- _EXERCISE DIRECTIONS_:
Check each line of the material below, and copy it if it holds the string "color".
○ ○ ○
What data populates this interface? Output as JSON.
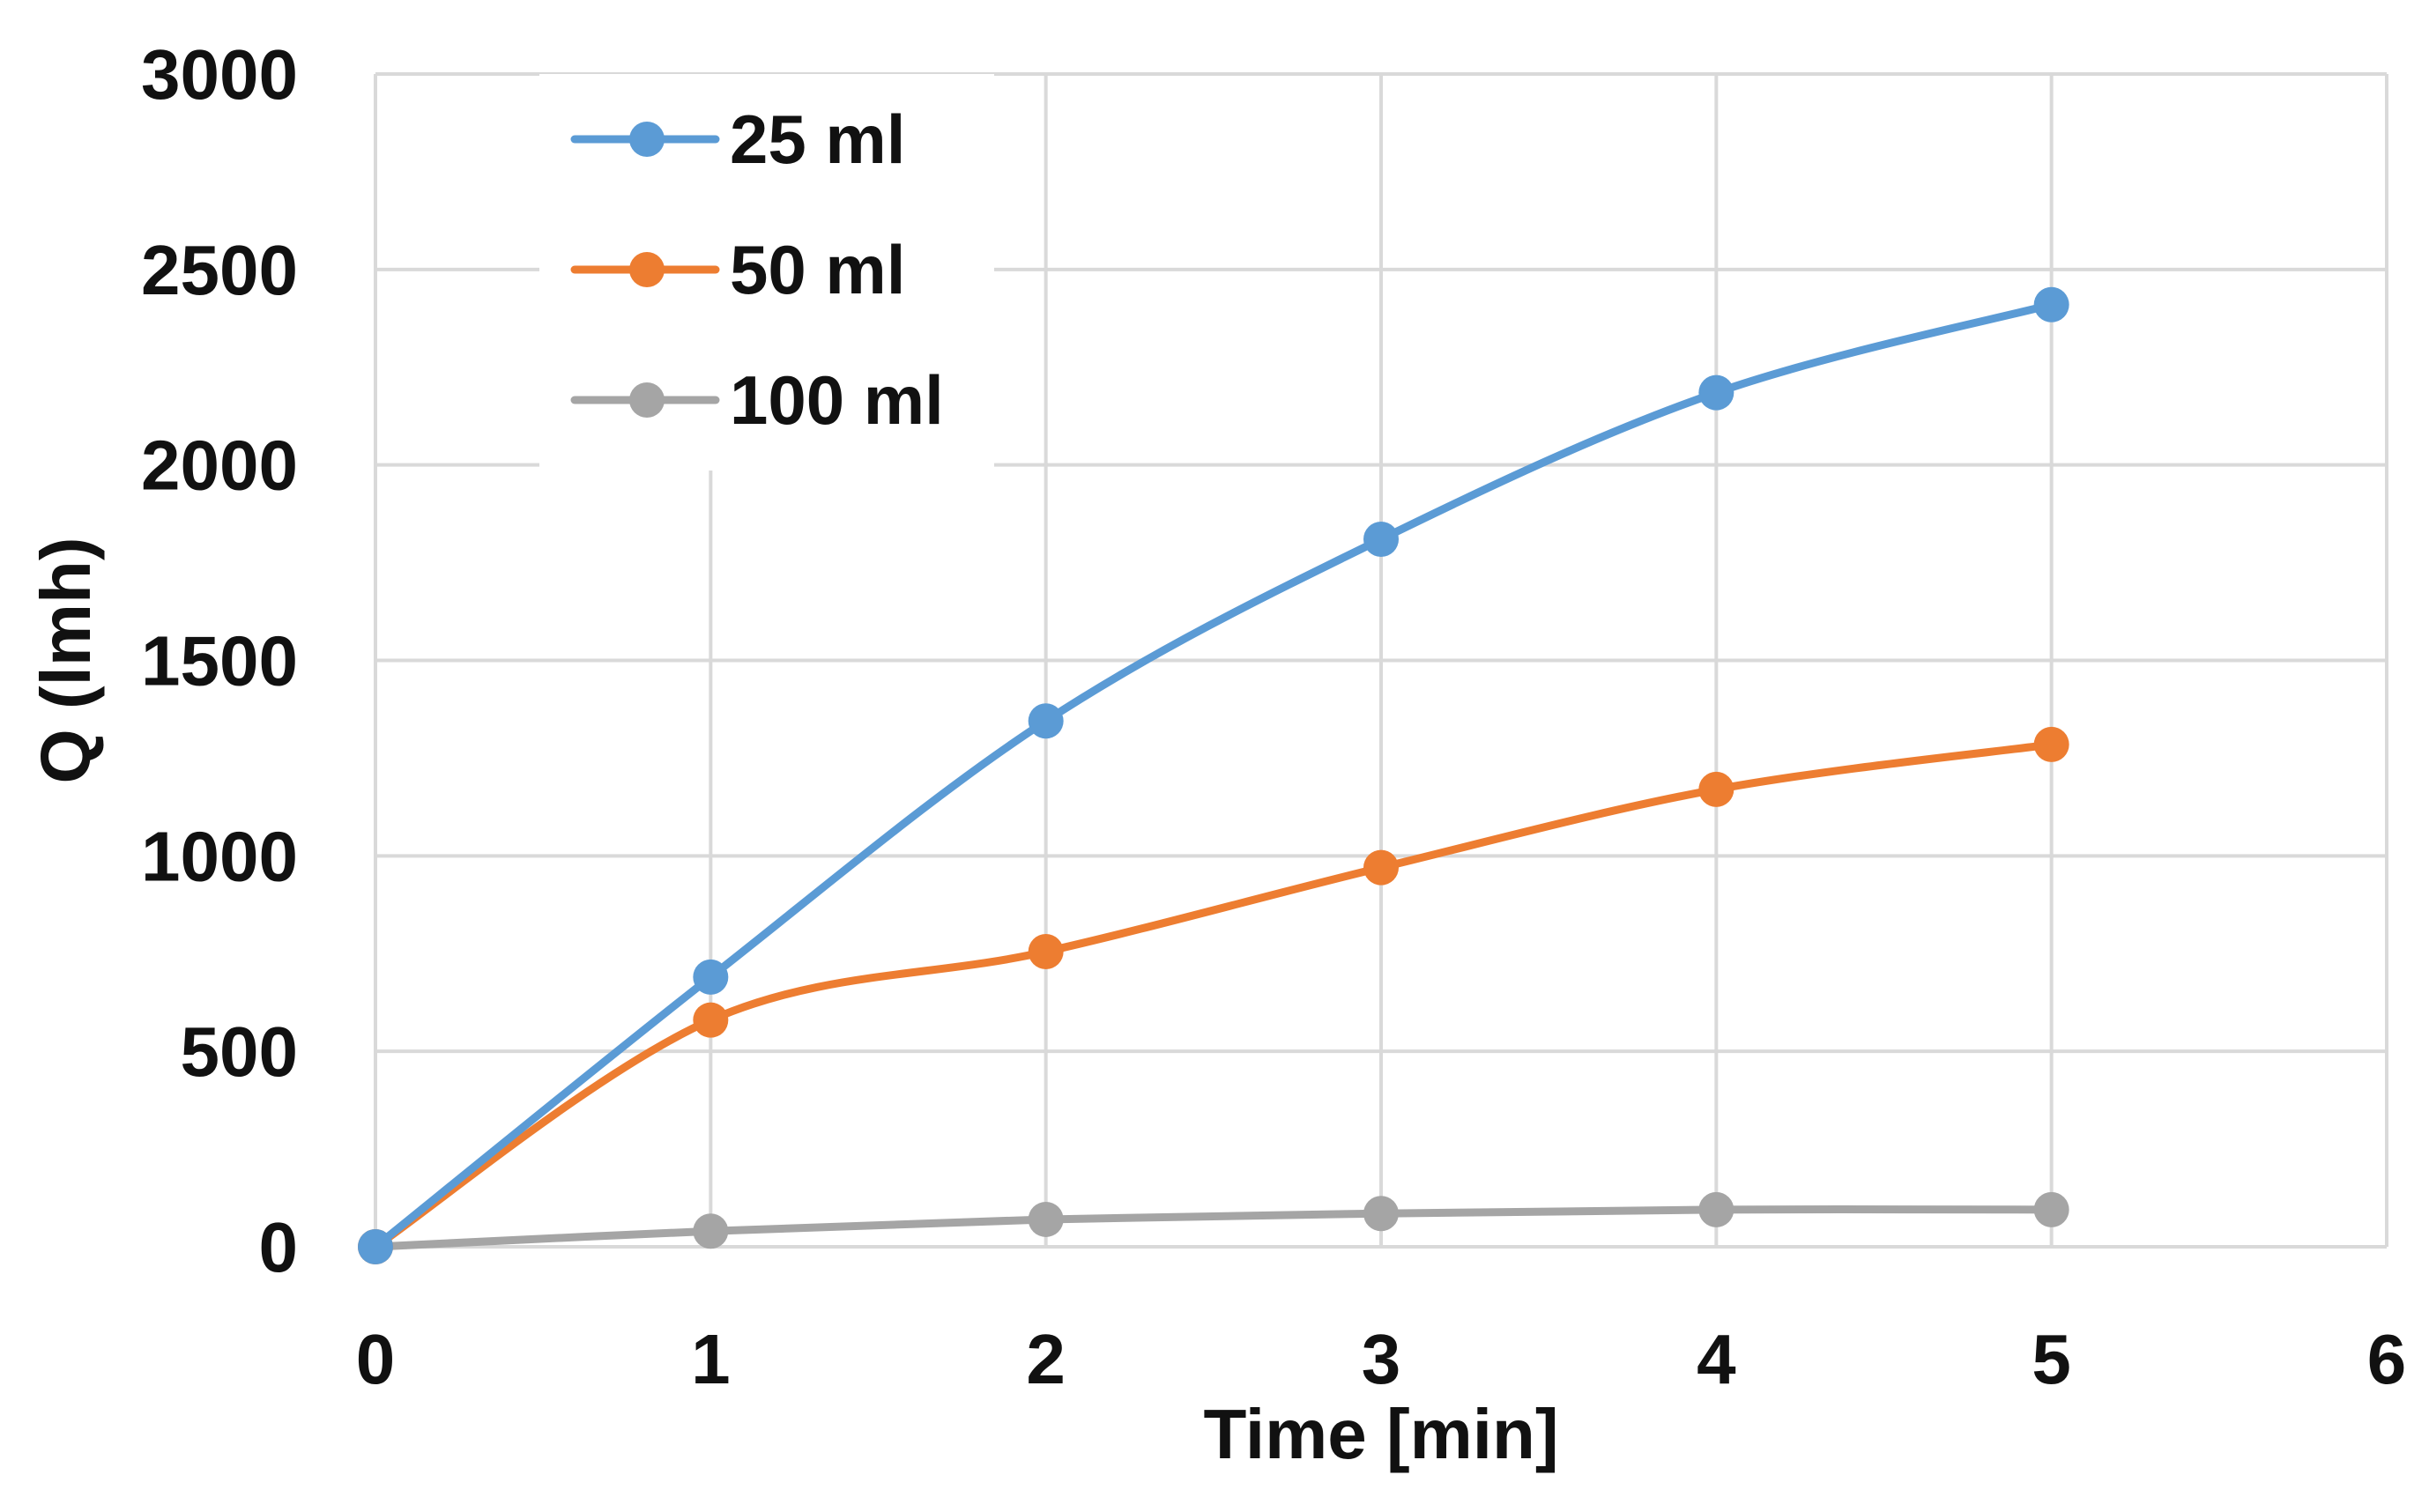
{
  "chart_data": {
    "type": "line",
    "title": "",
    "xlabel": "Time [min]",
    "ylabel": "Q (lmh)",
    "xlim": [
      0,
      6
    ],
    "ylim": [
      0,
      3000
    ],
    "x_ticks": [
      0,
      1,
      2,
      3,
      4,
      5,
      6
    ],
    "y_ticks": [
      0,
      500,
      1000,
      1500,
      2000,
      2500,
      3000
    ],
    "grid": true,
    "smooth": true,
    "legend_position": "top-left",
    "x": [
      0,
      1,
      2,
      3,
      4,
      5
    ],
    "series": [
      {
        "name": "25 ml",
        "color": "#5b9bd5",
        "values": [
          0,
          690,
          1345,
          1810,
          2185,
          2410
        ]
      },
      {
        "name": "50 ml",
        "color": "#ed7d31",
        "values": [
          0,
          580,
          755,
          970,
          1170,
          1285
        ]
      },
      {
        "name": "100 ml",
        "color": "#a5a5a5",
        "values": [
          0,
          40,
          70,
          85,
          95,
          95
        ]
      }
    ]
  }
}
○ ○ ○
- _COMPLETE RESPONSE_:
        "color": "#5b9bd5",
        "color": "#ed7d31",
        "color": "#a5a5a5",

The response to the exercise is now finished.